Dataset.
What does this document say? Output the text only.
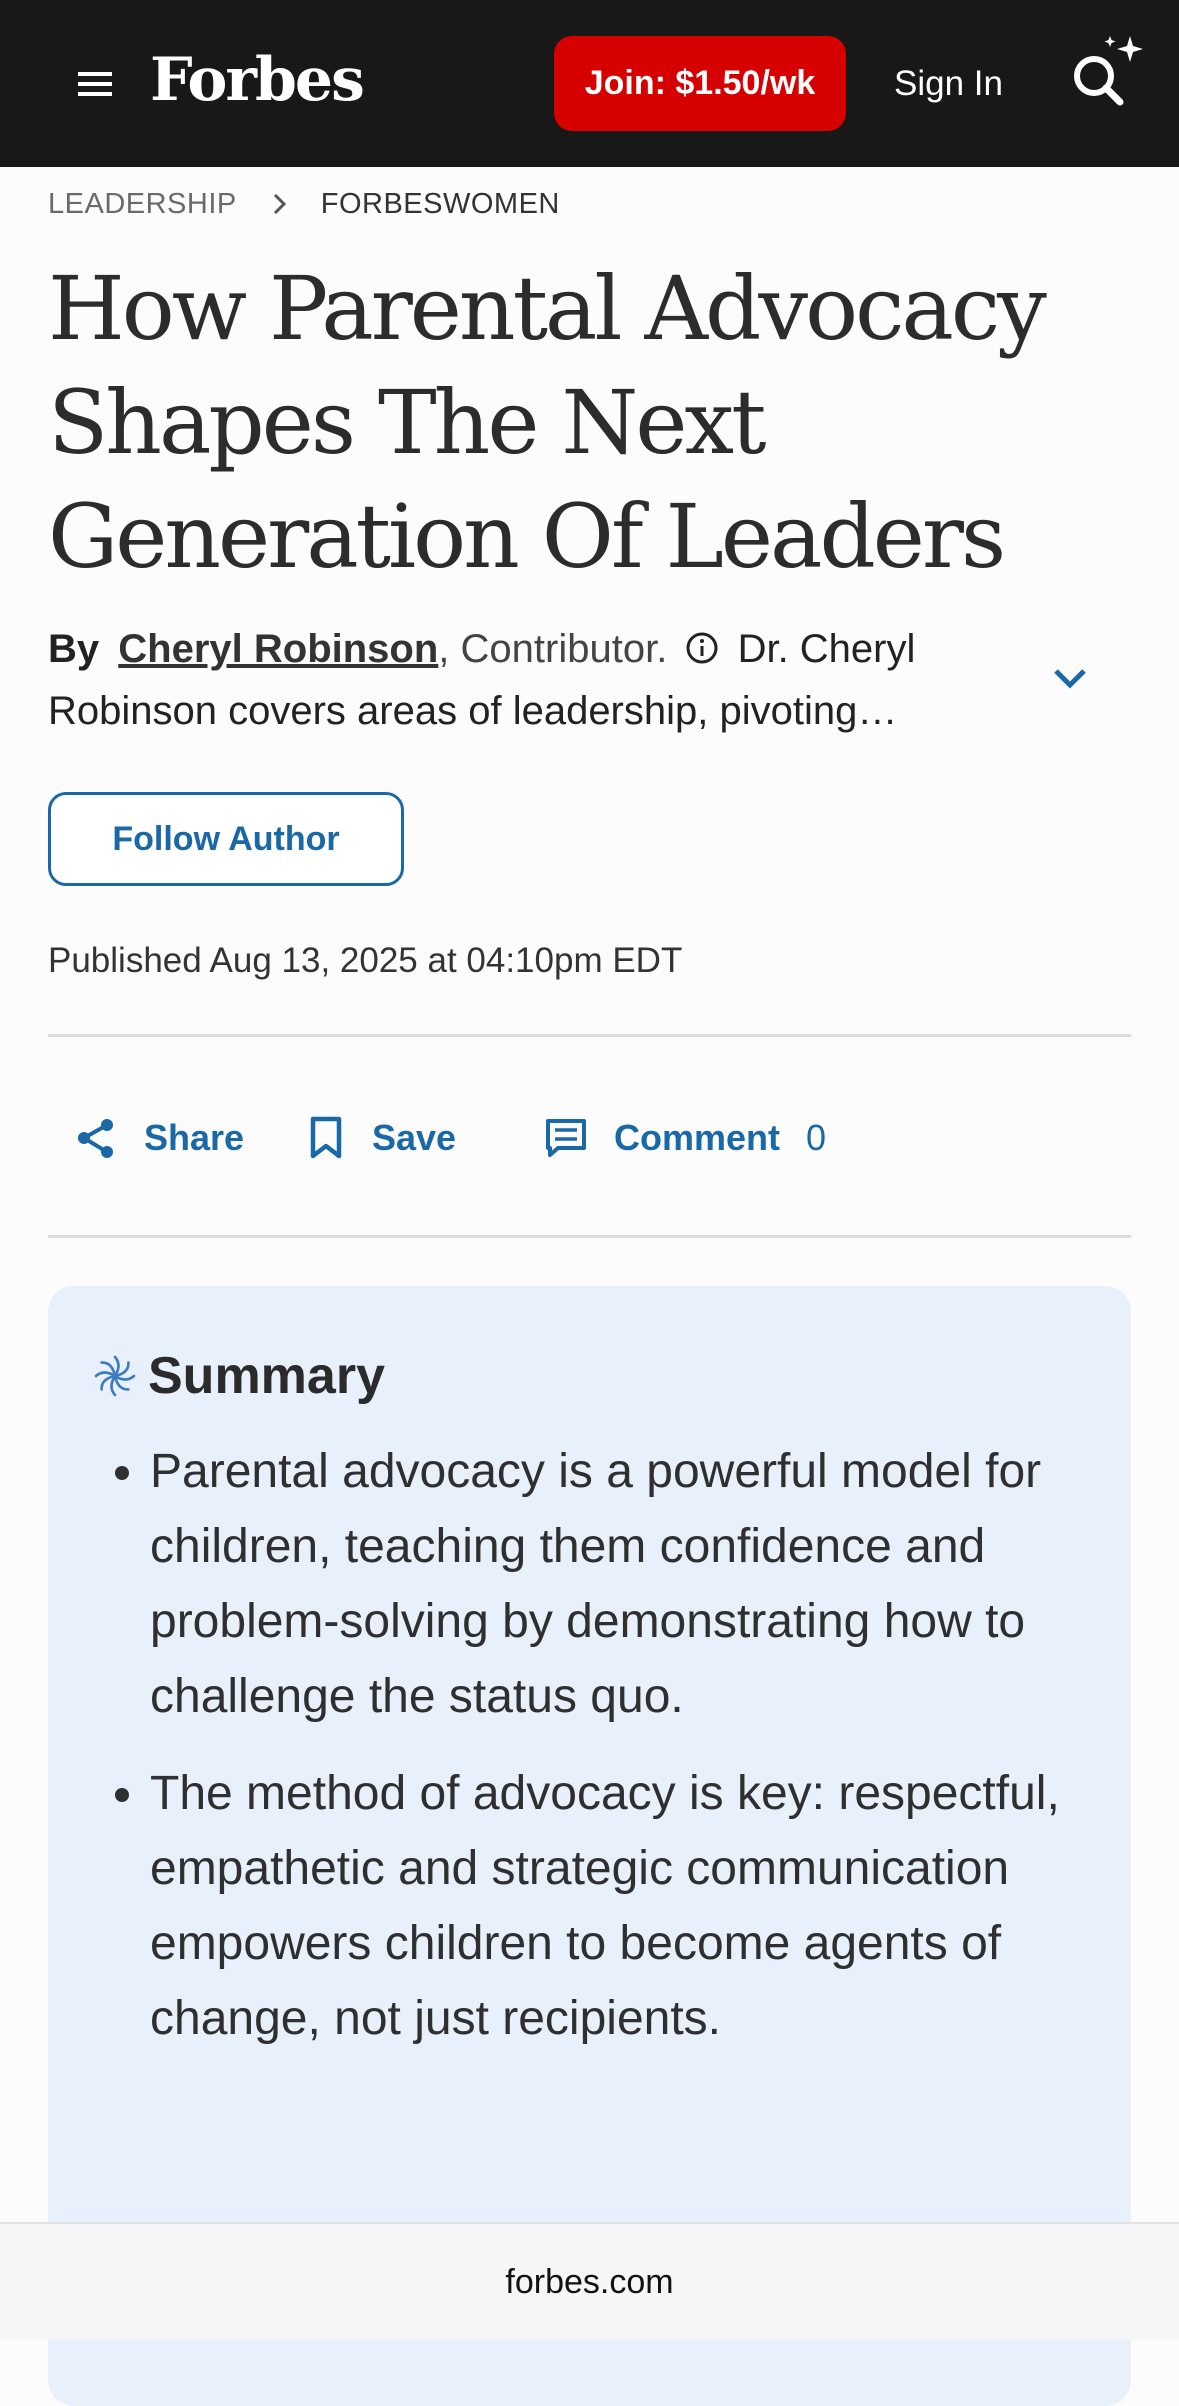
Forbes	Join: $1.50/wk	Sign In
LEADERSHIP	FORBESWOMEN
How Parental Advocacy Shapes The Next Generation Of Leaders
By Cheryl Robinson, Contributor. Dr. Cheryl Robinson covers areas of leadership, pivoting…
Follow Author
Published Aug 13, 2025 at 04:10pm EDT
Share	Save	Comment 0
Summary
• Parental advocacy is a powerful model for children, teaching them confidence and problem-solving by demonstrating how to challenge the status quo.
• The method of advocacy is key: respectful, empathetic and strategic communication empowers children to become agents of change, not just recipients.
forbes.com
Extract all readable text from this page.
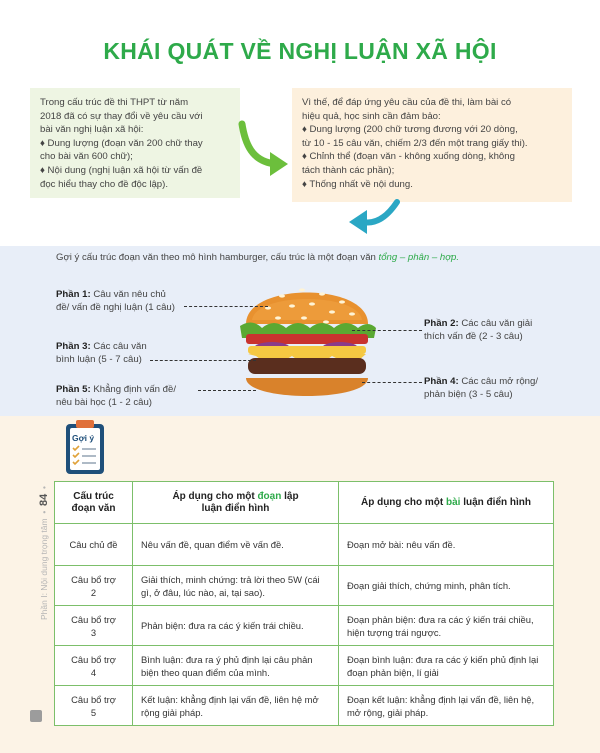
KHÁI QUÁT VỀ NGHỊ LUẬN XÃ HỘI

Trong cấu trúc đề thi THPT từ năm

2018 đã có sự thay đổi về yêu cầu với

bài văn nghị luận xã hội:

♦ Dung lượng (đoạn văn 200 chữ thay

cho bài văn 600 chữ);

♦ Nội dung (nghị luận xã hội từ vấn đề

đọc hiểu thay cho đề độc lập).

Vì thế, để đáp ứng yêu cầu của đề thi, làm bài có

hiệu quả, học sinh cần đảm bảo:

♦ Dung lượng (200 chữ tương đương với 20 dòng,

từ 10 - 15 câu văn, chiếm 2/3 đến một trang giấy thi).

♦ Chỉnh thể (đoạn văn - không xuống dòng, không

tách thành các phần);

♦ Thống nhất về nội dung.

Gợi ý cấu trúc đoạn văn theo mô hình hamburger, cấu trúc là một đoạn văn tổng – phân – hợp.
Phần 1: Câu văn nêu chủ
đề/ vấn đề nghị luận (1 câu)
Phần 2: Các câu văn giải
thích vấn đề (2 - 3 câu)
Phần 3: Các câu văn
bình luận (5 - 7 câu)
Phần 4: Các câu mở rộng/
phản biện (3 - 5 câu)
Phần 5: Khẳng định vấn đề/
nêu bài học (1 - 2 câu)
Phần I: Nội dung trọng tâm  •  84  •
Gợi ý
Cấu trúc
đoạn văn	Áp dụng cho một đoạn lập
luận điển hình	Áp dụng cho một bài luận điển hình
Câu chủ đề	Nêu vấn đề, quan điểm về vấn đề.	Đoạn mở bài: nêu vấn đề.
Câu bổ trợ
2	Giải thích, minh chứng: trả lời theo 5W (cái gì, ở đâu, lúc nào, ai, tại sao).	Đoạn giải thích, chứng minh, phân tích.
Câu bổ trợ
3	Phản biện: đưa ra các ý kiến trái chiều.	Đoạn phản biện: đưa ra các ý kiến trái chiều, hiện tượng trái ngược.
Câu bổ trợ
4	Bình luận: đưa ra ý phủ định lại câu phản biện theo quan điểm của mình.	Đoạn bình luận: đưa ra các ý kiến phủ định lại đoạn phản biện, lí giải
Câu bổ trợ
5	Kết luận: khẳng định lại vấn đề, liên hệ mở rộng giải pháp.	Đoạn kết luận: khẳng định lại vấn đề, liên hệ, mở rộng, giải pháp.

Task brief. Print every entry exactly as written, without the pictures.

Output of the task.
What does this document say? Output the text only.
Forbes	Join: $1.50/wk	Sign In
LEADERSHIP	FORBESWOMEN
How Parental Advocacy Shapes The Next Generation Of Leaders
By Cheryl Robinson, Contributor. Dr. Cheryl Robinson covers areas of leadership, pivoting…
Follow Author
Published Aug 13, 2025 at 04:10pm EDT
Share	Save	Comment 0
Summary
• Parental advocacy is a powerful model for children, teaching them confidence and problem-solving by demonstrating how to challenge the status quo.
• The method of advocacy is key: respectful, empathetic and strategic communication empowers children to become agents of change, not just recipients.
forbes.com
Extract all readable text from this page.
KHÁI QUÁT VỀ NGHỊ LUẬN XÃ HỘI

Trong cấu trúc đề thi THPT từ năm

2018 đã có sự thay đổi về yêu cầu với

bài văn nghị luận xã hội:

♦ Dung lượng (đoạn văn 200 chữ thay

cho bài văn 600 chữ);

♦ Nội dung (nghị luận xã hội từ vấn đề

đọc hiểu thay cho đề độc lập).

Vì thế, để đáp ứng yêu cầu của đề thi, làm bài có

hiệu quả, học sinh cần đảm bảo:

♦ Dung lượng (200 chữ tương đương với 20 dòng,

từ 10 - 15 câu văn, chiếm 2/3 đến một trang giấy thi).

♦ Chỉnh thể (đoạn văn - không xuống dòng, không

tách thành các phần);

♦ Thống nhất về nội dung.

Gợi ý cấu trúc đoạn văn theo mô hình hamburger, cấu trúc là một đoạn văn tổng – phân – hợp.
Phần 1: Câu văn nêu chủ
đề/ vấn đề nghị luận (1 câu)
Phần 2: Các câu văn giải
thích vấn đề (2 - 3 câu)
Phần 3: Các câu văn
bình luận (5 - 7 câu)
Phần 4: Các câu mở rộng/
phản biện (3 - 5 câu)
Phần 5: Khẳng định vấn đề/
nêu bài học (1 - 2 câu)
Phần I: Nội dung trọng tâm  •  84  •
Gợi ý
Cấu trúc
đoạn văn	Áp dụng cho một đoạn lập
luận điển hình	Áp dụng cho một bài luận điển hình
Câu chủ đề	Nêu vấn đề, quan điểm về vấn đề.	Đoạn mở bài: nêu vấn đề.
Câu bổ trợ
2	Giải thích, minh chứng: trả lời theo 5W (cái gì, ở đâu, lúc nào, ai, tại sao).	Đoạn giải thích, chứng minh, phân tích.
Câu bổ trợ
3	Phản biện: đưa ra các ý kiến trái chiều.	Đoạn phản biện: đưa ra các ý kiến trái chiều, hiện tượng trái ngược.
Câu bổ trợ
4	Bình luận: đưa ra ý phủ định lại câu phản biện theo quan điểm của mình.	Đoạn bình luận: đưa ra các ý kiến phủ định lại đoạn phản biện, lí giải
Câu bổ trợ
5	Kết luận: khẳng định lại vấn đề, liên hệ mở rộng giải pháp.	Đoạn kết luận: khẳng định lại vấn đề, liên hệ, mở rộng, giải pháp.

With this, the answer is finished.